(Records from a dataset)
(begin)

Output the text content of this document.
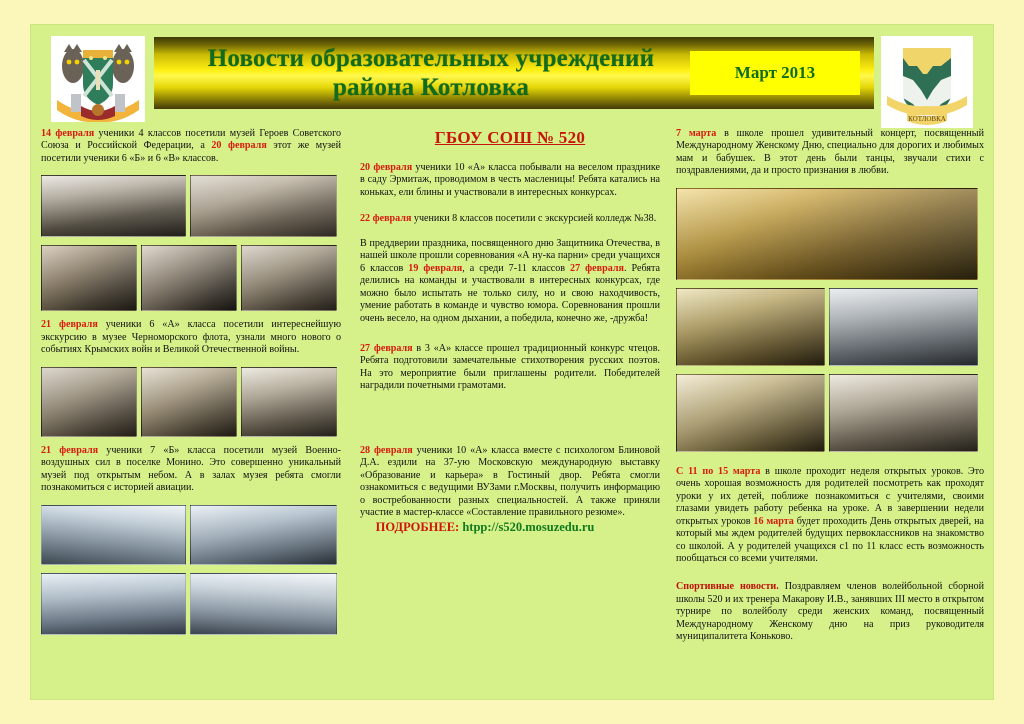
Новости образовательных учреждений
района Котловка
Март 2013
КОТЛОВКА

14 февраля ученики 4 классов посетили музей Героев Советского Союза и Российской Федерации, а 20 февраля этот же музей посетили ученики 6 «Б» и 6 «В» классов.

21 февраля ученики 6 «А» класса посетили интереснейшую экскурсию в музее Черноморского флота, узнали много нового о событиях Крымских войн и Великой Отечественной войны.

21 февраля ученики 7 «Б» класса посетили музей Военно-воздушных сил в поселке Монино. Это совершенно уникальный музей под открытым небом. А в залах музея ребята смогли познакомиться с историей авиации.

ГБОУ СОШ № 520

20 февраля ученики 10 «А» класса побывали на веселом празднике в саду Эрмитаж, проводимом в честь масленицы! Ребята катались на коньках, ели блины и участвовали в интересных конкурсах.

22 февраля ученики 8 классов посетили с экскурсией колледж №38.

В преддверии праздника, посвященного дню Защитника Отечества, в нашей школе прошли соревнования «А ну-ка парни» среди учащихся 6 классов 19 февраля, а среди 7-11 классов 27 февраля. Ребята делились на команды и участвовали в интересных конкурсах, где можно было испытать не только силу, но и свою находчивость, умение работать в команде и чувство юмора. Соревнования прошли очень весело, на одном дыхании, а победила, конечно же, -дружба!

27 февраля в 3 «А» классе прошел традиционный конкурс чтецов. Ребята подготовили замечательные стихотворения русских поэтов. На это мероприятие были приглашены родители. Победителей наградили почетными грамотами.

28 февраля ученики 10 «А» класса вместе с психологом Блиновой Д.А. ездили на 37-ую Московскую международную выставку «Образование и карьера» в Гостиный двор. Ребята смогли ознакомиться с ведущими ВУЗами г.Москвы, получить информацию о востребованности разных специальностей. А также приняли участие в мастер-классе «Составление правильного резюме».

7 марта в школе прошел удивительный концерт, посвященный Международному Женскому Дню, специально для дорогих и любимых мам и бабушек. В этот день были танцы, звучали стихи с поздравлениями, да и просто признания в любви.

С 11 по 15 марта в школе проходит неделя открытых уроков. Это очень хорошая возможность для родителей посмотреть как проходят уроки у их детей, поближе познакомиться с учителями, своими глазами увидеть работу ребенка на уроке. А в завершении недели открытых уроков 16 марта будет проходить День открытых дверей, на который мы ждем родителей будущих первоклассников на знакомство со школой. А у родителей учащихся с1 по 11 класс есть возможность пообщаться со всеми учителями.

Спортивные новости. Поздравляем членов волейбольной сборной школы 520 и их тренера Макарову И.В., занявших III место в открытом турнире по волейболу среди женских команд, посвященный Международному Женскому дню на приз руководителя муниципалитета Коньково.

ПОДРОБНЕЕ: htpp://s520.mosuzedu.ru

(end)
(begin)

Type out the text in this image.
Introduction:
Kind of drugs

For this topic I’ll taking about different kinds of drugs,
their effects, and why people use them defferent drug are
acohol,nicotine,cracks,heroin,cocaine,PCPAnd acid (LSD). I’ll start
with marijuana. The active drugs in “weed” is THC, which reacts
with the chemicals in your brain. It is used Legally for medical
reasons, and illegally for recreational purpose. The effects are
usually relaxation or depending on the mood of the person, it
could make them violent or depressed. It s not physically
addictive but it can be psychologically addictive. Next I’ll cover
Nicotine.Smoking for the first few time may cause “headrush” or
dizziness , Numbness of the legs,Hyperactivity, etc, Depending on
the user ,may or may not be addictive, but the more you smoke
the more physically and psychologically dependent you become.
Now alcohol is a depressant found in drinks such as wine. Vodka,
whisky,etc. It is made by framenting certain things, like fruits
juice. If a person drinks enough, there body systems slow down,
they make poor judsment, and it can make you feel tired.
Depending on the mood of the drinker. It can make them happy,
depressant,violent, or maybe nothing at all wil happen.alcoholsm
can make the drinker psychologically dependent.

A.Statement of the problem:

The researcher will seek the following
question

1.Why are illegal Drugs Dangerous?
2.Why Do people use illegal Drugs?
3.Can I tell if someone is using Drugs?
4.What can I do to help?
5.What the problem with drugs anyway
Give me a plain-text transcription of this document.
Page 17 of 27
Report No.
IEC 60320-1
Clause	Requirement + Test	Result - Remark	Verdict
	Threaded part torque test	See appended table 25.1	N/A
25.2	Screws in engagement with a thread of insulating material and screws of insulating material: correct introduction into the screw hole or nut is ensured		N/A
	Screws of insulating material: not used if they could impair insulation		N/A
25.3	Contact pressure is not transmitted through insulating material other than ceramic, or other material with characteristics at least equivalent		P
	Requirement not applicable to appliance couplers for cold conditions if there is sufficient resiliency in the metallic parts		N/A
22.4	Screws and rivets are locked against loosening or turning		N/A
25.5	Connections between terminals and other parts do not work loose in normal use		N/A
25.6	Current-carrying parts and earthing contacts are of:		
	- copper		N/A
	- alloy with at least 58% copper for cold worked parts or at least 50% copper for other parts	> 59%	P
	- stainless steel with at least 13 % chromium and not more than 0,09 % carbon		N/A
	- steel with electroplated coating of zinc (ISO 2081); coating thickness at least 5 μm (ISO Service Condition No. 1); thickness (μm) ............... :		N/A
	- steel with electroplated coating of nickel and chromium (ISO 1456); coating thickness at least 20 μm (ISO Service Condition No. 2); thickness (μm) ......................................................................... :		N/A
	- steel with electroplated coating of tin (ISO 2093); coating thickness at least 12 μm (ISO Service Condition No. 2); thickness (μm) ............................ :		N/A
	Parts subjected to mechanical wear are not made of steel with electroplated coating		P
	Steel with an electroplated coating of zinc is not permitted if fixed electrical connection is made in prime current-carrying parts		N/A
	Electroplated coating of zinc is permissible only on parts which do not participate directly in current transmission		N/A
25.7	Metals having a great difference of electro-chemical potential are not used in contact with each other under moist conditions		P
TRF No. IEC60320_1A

(end)

* Exercise description
Among the entries above, how many lines include the word "material"? Give the number with no comment.

* Expected output
3